> _Stated problem_: Every record should be written out exactly, with the pictures left out.

[Dataset records]
- - - -

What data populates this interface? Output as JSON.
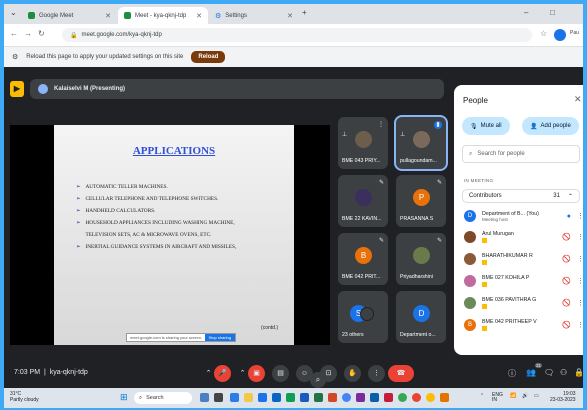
{
  "browser": {
    "tabs": [
      {
        "label": "Google Meet",
        "color": "#1e8e3e"
      },
      {
        "label": "Meet - kya-qknj-tdp",
        "color": "#1e8e3e"
      },
      {
        "label": "Settings",
        "color": "#5f6368"
      }
    ],
    "url": "meet.google.com/kya-qknj-tdp",
    "window_controls": {
      "minimize": "–",
      "restore": "□"
    },
    "profile_label": "Pau"
  },
  "infobar": {
    "message": "Reload this page to apply your updated settings on this site",
    "reload_label": "Reload"
  },
  "meet": {
    "presenting_label": "Kalaiselvi M (Presenting)",
    "slide": {
      "title": "APPLICATIONS",
      "bullets": [
        "AUTOMATIC TELLER MACHINES.",
        "CELLULAR TELEPHONE AND TELEPHONE SWITCHES.",
        "HANDHELD CALCULATORS.",
        "HOUSEHOLD APPLIANCES INCLUDING WASHING MACHINE,",
        "TELEVISION SETS, AC & MICROWAVE OVENS, ETC.",
        "INERTIAL GUIDANCE SYSTEMS IN AIRCRAFT AND MISSILES,"
      ],
      "contd": "(contd.)",
      "share_banner": "meet.google.com is sharing your screen.",
      "stop_label": "Stop sharing"
    },
    "tiles": [
      {
        "name": "BME 043 PRIY...",
        "initial": "",
        "color": "#6d5d4b"
      },
      {
        "name": "pullagoundam...",
        "initial": "",
        "color": "#7b6a5a"
      },
      {
        "name": "BME 22 KAVIN...",
        "initial": "",
        "color": "#3b2f5e"
      },
      {
        "name": "PRASANNA S",
        "initial": "P",
        "color": "#e8710a"
      },
      {
        "name": "BME 042 PRIT...",
        "initial": "B",
        "color": "#e8710a"
      },
      {
        "name": "Priyadharshini",
        "initial": "",
        "color": "#6b7a4a"
      },
      {
        "name": "23 others",
        "initial": "S",
        "color": "#1a73e8"
      },
      {
        "name": "Department o...",
        "initial": "D",
        "color": "#1a73e8"
      }
    ]
  },
  "people_panel": {
    "title": "People",
    "mute_all": "Mute all",
    "add_people": "Add people",
    "search_placeholder": "Search for people",
    "in_meeting_label": "IN MEETING",
    "contributors_label": "Contributors",
    "contributors_count": "31",
    "people": [
      {
        "name": "Department of B...",
        "tag": "(You)",
        "sub": "Meeting host",
        "initial": "D",
        "color": "#1a73e8"
      },
      {
        "name": "Arul Murugan",
        "tag": "",
        "sub": "",
        "initial": "",
        "color": "#7b4a2a"
      },
      {
        "name": "BHARATHIKUMAR R",
        "tag": "",
        "sub": "",
        "initial": "",
        "color": "#8a5a3a"
      },
      {
        "name": "BME 027 KOHILA P",
        "tag": "",
        "sub": "",
        "initial": "",
        "color": "#c06aa0"
      },
      {
        "name": "BME 036 PAVITHRA G",
        "tag": "",
        "sub": "",
        "initial": "",
        "color": "#6a8a5a"
      },
      {
        "name": "BME 042 PRITHEEP V",
        "tag": "",
        "sub": "",
        "initial": "B",
        "color": "#e8710a"
      }
    ]
  },
  "bottom_bar": {
    "time": "7:03 PM",
    "meeting_code": "kya-qknj-tdp",
    "participants_count": "31"
  },
  "taskbar": {
    "temperature": "31°C",
    "weather": "Partly cloudy",
    "search_label": "Search",
    "language": "ENG",
    "region": "IN",
    "time": "19:03",
    "date": "23-03-2023"
  }
}
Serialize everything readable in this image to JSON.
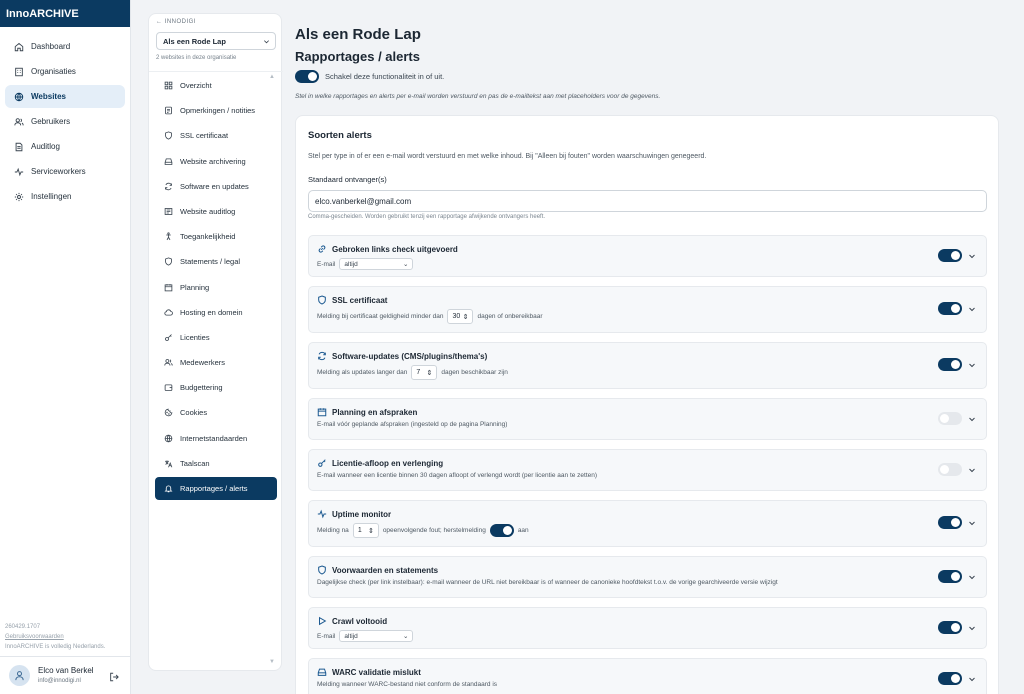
{
  "app": {
    "title": "InnoARCHIVE"
  },
  "sidebar": {
    "items": [
      {
        "label": "Dashboard"
      },
      {
        "label": "Organisaties"
      },
      {
        "label": "Websites"
      },
      {
        "label": "Gebruikers"
      },
      {
        "label": "Auditlog"
      },
      {
        "label": "Serviceworkers"
      },
      {
        "label": "Instellingen"
      }
    ],
    "version": "260429.1707",
    "terms": "Gebruiksvoorwaarden",
    "note": "InnoARCHIVE is volledig Nederlands.",
    "user": {
      "name": "Elco van Berkel",
      "email": "info@innodigi.nl"
    }
  },
  "subnav": {
    "back": "INNODIGI",
    "site": "Als een Rode Lap",
    "note": "2 websites in deze organisatie",
    "items": [
      {
        "label": "Overzicht"
      },
      {
        "label": "Opmerkingen / notities"
      },
      {
        "label": "SSL certificaat"
      },
      {
        "label": "Website archivering"
      },
      {
        "label": "Software en updates"
      },
      {
        "label": "Website auditlog"
      },
      {
        "label": "Toegankelijkheid"
      },
      {
        "label": "Statements / legal"
      },
      {
        "label": "Planning"
      },
      {
        "label": "Hosting en domein"
      },
      {
        "label": "Licenties"
      },
      {
        "label": "Medewerkers"
      },
      {
        "label": "Budgettering"
      },
      {
        "label": "Cookies"
      },
      {
        "label": "Internetstandaarden"
      },
      {
        "label": "Taalscan"
      },
      {
        "label": "Rapportages / alerts"
      }
    ]
  },
  "main": {
    "title": "Als een Rode Lap",
    "subtitle": "Rapportages / alerts",
    "toggle_label": "Schakel deze functionaliteit in of uit.",
    "intro": "Stel in welke rapportages en alerts per e-mail worden verstuurd en pas de e-mailtekst aan met placeholders voor de gegevens.",
    "card": {
      "title": "Soorten alerts",
      "desc": "Stel per type in of er een e-mail wordt verstuurd en met welke inhoud. Bij \"Alleen bij fouten\" worden waarschuwingen genegeerd.",
      "recipient_label": "Standaard ontvanger(s)",
      "recipient_value": "elco.vanberkel@gmail.com",
      "recipient_hint": "Comma-gescheiden. Worden gebruikt tenzij een rapportage afwijkende ontvangers heeft."
    },
    "alerts": [
      {
        "title": "Gebroken links check uitgevoerd",
        "email_label": "E-mail",
        "select": "altijd",
        "enabled": true
      },
      {
        "title": "SSL certificaat",
        "pre": "Melding bij certificaat geldigheid minder dan",
        "num": "30",
        "post": "dagen of onbereikbaar",
        "enabled": true
      },
      {
        "title": "Software-updates (CMS/plugins/thema's)",
        "pre": "Melding als updates langer dan",
        "num": "7",
        "post": "dagen beschikbaar zijn",
        "enabled": true
      },
      {
        "title": "Planning en afspraken",
        "desc": "E-mail vóór geplande afspraken (ingesteld op de pagina Planning)",
        "enabled": false
      },
      {
        "title": "Licentie-afloop en verlenging",
        "desc": "E-mail wanneer een licentie binnen 30 dagen afloopt of verlengd wordt (per licentie aan te zetten)",
        "enabled": false
      },
      {
        "title": "Uptime monitor",
        "pre": "Melding na",
        "num": "1",
        "post": "opeenvolgende fout; herstelmelding",
        "after": "aan",
        "enabled": true
      },
      {
        "title": "Voorwaarden en statements",
        "desc": "Dagelijkse check (per link instelbaar): e-mail wanneer de URL niet bereikbaar is of wanneer de canonieke hoofdtekst t.o.v. de vorige gearchiveerde versie wijzigt",
        "enabled": true
      },
      {
        "title": "Crawl voltooid",
        "email_label": "E-mail",
        "select": "altijd",
        "enabled": true
      },
      {
        "title": "WARC validatie mislukt",
        "desc": "Melding wanneer WARC-bestand niet conform de standaard is",
        "enabled": true
      }
    ]
  },
  "colors": {
    "brand": "#0b3a61",
    "accent": "#0b3a61"
  }
}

- - - -

> _Result of this task_:
What data populates this interface? Output as JSON.
{
  "browser": {
    "tabs": [
      {
        "label": "Google Meet",
        "color": "#1e8e3e"
      },
      {
        "label": "Meet - kya-qknj-tdp",
        "color": "#1e8e3e"
      },
      {
        "label": "Settings",
        "color": "#5f6368"
      }
    ],
    "url": "meet.google.com/kya-qknj-tdp",
    "window_controls": {
      "minimize": "–",
      "restore": "□"
    },
    "profile_label": "Pau"
  },
  "infobar": {
    "message": "Reload this page to apply your updated settings on this site",
    "reload_label": "Reload"
  },
  "meet": {
    "presenting_label": "Kalaiselvi M (Presenting)",
    "slide": {
      "title": "APPLICATIONS",
      "bullets": [
        "AUTOMATIC TELLER MACHINES.",
        "CELLULAR TELEPHONE AND TELEPHONE SWITCHES.",
        "HANDHELD CALCULATORS.",
        "HOUSEHOLD APPLIANCES INCLUDING WASHING MACHINE,",
        "TELEVISION SETS, AC & MICROWAVE OVENS, ETC.",
        "INERTIAL GUIDANCE SYSTEMS IN AIRCRAFT AND MISSILES,"
      ],
      "contd": "(contd.)",
      "share_banner": "meet.google.com is sharing your screen.",
      "stop_label": "Stop sharing"
    },
    "tiles": [
      {
        "name": "BME 043 PRIY...",
        "initial": "",
        "color": "#6d5d4b"
      },
      {
        "name": "pullagoundam...",
        "initial": "",
        "color": "#7b6a5a"
      },
      {
        "name": "BME 22 KAVIN...",
        "initial": "",
        "color": "#3b2f5e"
      },
      {
        "name": "PRASANNA S",
        "initial": "P",
        "color": "#e8710a"
      },
      {
        "name": "BME 042 PRIT...",
        "initial": "B",
        "color": "#e8710a"
      },
      {
        "name": "Priyadharshini",
        "initial": "",
        "color": "#6b7a4a"
      },
      {
        "name": "23 others",
        "initial": "S",
        "color": "#1a73e8"
      },
      {
        "name": "Department o...",
        "initial": "D",
        "color": "#1a73e8"
      }
    ]
  },
  "people_panel": {
    "title": "People",
    "mute_all": "Mute all",
    "add_people": "Add people",
    "search_placeholder": "Search for people",
    "in_meeting_label": "IN MEETING",
    "contributors_label": "Contributors",
    "contributors_count": "31",
    "people": [
      {
        "name": "Department of B...",
        "tag": "(You)",
        "sub": "Meeting host",
        "initial": "D",
        "color": "#1a73e8"
      },
      {
        "name": "Arul Murugan",
        "tag": "",
        "sub": "",
        "initial": "",
        "color": "#7b4a2a"
      },
      {
        "name": "BHARATHIKUMAR R",
        "tag": "",
        "sub": "",
        "initial": "",
        "color": "#8a5a3a"
      },
      {
        "name": "BME 027 KOHILA P",
        "tag": "",
        "sub": "",
        "initial": "",
        "color": "#c06aa0"
      },
      {
        "name": "BME 036 PAVITHRA G",
        "tag": "",
        "sub": "",
        "initial": "",
        "color": "#6a8a5a"
      },
      {
        "name": "BME 042 PRITHEEP V",
        "tag": "",
        "sub": "",
        "initial": "B",
        "color": "#e8710a"
      }
    ]
  },
  "bottom_bar": {
    "time": "7:03 PM",
    "meeting_code": "kya-qknj-tdp",
    "participants_count": "31"
  },
  "taskbar": {
    "temperature": "31°C",
    "weather": "Partly cloudy",
    "search_label": "Search",
    "language": "ENG",
    "region": "IN",
    "time": "19:03",
    "date": "23-03-2023"
  }
}
Serialize everything readable in this image to JSON.
{
  "app": {
    "title": "InnoARCHIVE"
  },
  "sidebar": {
    "items": [
      {
        "label": "Dashboard"
      },
      {
        "label": "Organisaties"
      },
      {
        "label": "Websites"
      },
      {
        "label": "Gebruikers"
      },
      {
        "label": "Auditlog"
      },
      {
        "label": "Serviceworkers"
      },
      {
        "label": "Instellingen"
      }
    ],
    "version": "260429.1707",
    "terms": "Gebruiksvoorwaarden",
    "note": "InnoARCHIVE is volledig Nederlands.",
    "user": {
      "name": "Elco van Berkel",
      "email": "info@innodigi.nl"
    }
  },
  "subnav": {
    "back": "INNODIGI",
    "site": "Als een Rode Lap",
    "note": "2 websites in deze organisatie",
    "items": [
      {
        "label": "Overzicht"
      },
      {
        "label": "Opmerkingen / notities"
      },
      {
        "label": "SSL certificaat"
      },
      {
        "label": "Website archivering"
      },
      {
        "label": "Software en updates"
      },
      {
        "label": "Website auditlog"
      },
      {
        "label": "Toegankelijkheid"
      },
      {
        "label": "Statements / legal"
      },
      {
        "label": "Planning"
      },
      {
        "label": "Hosting en domein"
      },
      {
        "label": "Licenties"
      },
      {
        "label": "Medewerkers"
      },
      {
        "label": "Budgettering"
      },
      {
        "label": "Cookies"
      },
      {
        "label": "Internetstandaarden"
      },
      {
        "label": "Taalscan"
      },
      {
        "label": "Rapportages / alerts"
      }
    ]
  },
  "main": {
    "title": "Als een Rode Lap",
    "subtitle": "Rapportages / alerts",
    "toggle_label": "Schakel deze functionaliteit in of uit.",
    "intro": "Stel in welke rapportages en alerts per e-mail worden verstuurd en pas de e-mailtekst aan met placeholders voor de gegevens.",
    "card": {
      "title": "Soorten alerts",
      "desc": "Stel per type in of er een e-mail wordt verstuurd en met welke inhoud. Bij \"Alleen bij fouten\" worden waarschuwingen genegeerd.",
      "recipient_label": "Standaard ontvanger(s)",
      "recipient_value": "elco.vanberkel@gmail.com",
      "recipient_hint": "Comma-gescheiden. Worden gebruikt tenzij een rapportage afwijkende ontvangers heeft."
    },
    "alerts": [
      {
        "title": "Gebroken links check uitgevoerd",
        "email_label": "E-mail",
        "select": "altijd",
        "enabled": true
      },
      {
        "title": "SSL certificaat",
        "pre": "Melding bij certificaat geldigheid minder dan",
        "num": "30",
        "post": "dagen of onbereikbaar",
        "enabled": true
      },
      {
        "title": "Software-updates (CMS/plugins/thema's)",
        "pre": "Melding als updates langer dan",
        "num": "7",
        "post": "dagen beschikbaar zijn",
        "enabled": true
      },
      {
        "title": "Planning en afspraken",
        "desc": "E-mail vóór geplande afspraken (ingesteld op de pagina Planning)",
        "enabled": false
      },
      {
        "title": "Licentie-afloop en verlenging",
        "desc": "E-mail wanneer een licentie binnen 30 dagen afloopt of verlengd wordt (per licentie aan te zetten)",
        "enabled": false
      },
      {
        "title": "Uptime monitor",
        "pre": "Melding na",
        "num": "1",
        "post": "opeenvolgende fout; herstelmelding",
        "after": "aan",
        "enabled": true
      },
      {
        "title": "Voorwaarden en statements",
        "desc": "Dagelijkse check (per link instelbaar): e-mail wanneer de URL niet bereikbaar is of wanneer de canonieke hoofdtekst t.o.v. de vorige gearchiveerde versie wijzigt",
        "enabled": true
      },
      {
        "title": "Crawl voltooid",
        "email_label": "E-mail",
        "select": "altijd",
        "enabled": true
      },
      {
        "title": "WARC validatie mislukt",
        "desc": "Melding wanneer WARC-bestand niet conform de standaard is",
        "enabled": true
      }
    ]
  },
  "colors": {
    "brand": "#0b3a61",
    "accent": "#0b3a61"
  }
}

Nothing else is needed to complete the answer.